** Begin Extracted entries **

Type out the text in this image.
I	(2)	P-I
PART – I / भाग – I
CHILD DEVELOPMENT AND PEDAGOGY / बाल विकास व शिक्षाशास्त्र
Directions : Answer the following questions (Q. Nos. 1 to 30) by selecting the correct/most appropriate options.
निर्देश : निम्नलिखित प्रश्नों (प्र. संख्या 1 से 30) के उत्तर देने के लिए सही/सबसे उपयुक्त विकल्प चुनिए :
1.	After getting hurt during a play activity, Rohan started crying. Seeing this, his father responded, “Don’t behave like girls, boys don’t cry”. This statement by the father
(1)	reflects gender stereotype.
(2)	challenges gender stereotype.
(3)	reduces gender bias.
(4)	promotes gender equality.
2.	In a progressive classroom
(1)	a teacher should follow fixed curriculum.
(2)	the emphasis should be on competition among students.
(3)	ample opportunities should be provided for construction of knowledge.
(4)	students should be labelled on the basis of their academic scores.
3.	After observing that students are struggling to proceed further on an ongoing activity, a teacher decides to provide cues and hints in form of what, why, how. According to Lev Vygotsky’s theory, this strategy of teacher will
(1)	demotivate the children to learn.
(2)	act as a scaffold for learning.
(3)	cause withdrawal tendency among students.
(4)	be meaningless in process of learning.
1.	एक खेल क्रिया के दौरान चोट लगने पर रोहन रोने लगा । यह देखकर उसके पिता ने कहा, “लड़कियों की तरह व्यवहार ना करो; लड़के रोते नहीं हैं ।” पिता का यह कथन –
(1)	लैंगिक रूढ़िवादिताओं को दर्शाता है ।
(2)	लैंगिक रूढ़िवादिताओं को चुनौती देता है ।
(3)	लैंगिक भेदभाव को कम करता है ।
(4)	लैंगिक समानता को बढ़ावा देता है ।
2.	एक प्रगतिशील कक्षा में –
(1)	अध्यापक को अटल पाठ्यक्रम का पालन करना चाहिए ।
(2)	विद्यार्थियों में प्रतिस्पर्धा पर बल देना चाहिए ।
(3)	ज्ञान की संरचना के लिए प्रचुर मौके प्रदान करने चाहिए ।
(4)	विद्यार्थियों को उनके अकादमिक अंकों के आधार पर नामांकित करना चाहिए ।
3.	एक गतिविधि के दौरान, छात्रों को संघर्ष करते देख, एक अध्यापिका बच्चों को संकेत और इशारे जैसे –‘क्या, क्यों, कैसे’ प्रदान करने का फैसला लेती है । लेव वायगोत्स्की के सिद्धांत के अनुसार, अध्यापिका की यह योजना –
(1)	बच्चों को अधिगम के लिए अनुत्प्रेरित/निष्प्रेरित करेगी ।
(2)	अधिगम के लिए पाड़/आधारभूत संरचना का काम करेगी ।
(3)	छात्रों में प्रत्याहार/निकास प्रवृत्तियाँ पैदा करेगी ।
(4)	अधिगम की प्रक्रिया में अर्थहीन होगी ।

** End Extracted entries **

List every line in the records above that contains the word "this".

The output:
Type out the text in this image.
1.	After getting hurt during a play activity, Rohan started crying. Seeing this, his father responded, “Don’t behave like girls, boys don’t cry”. This statement by the father
3.	After observing that students are struggling to proceed further on an ongoing activity, a teacher decides to provide cues and hints in form of what, why, how. According to Lev Vygotsky’s theory, this strategy of teacher will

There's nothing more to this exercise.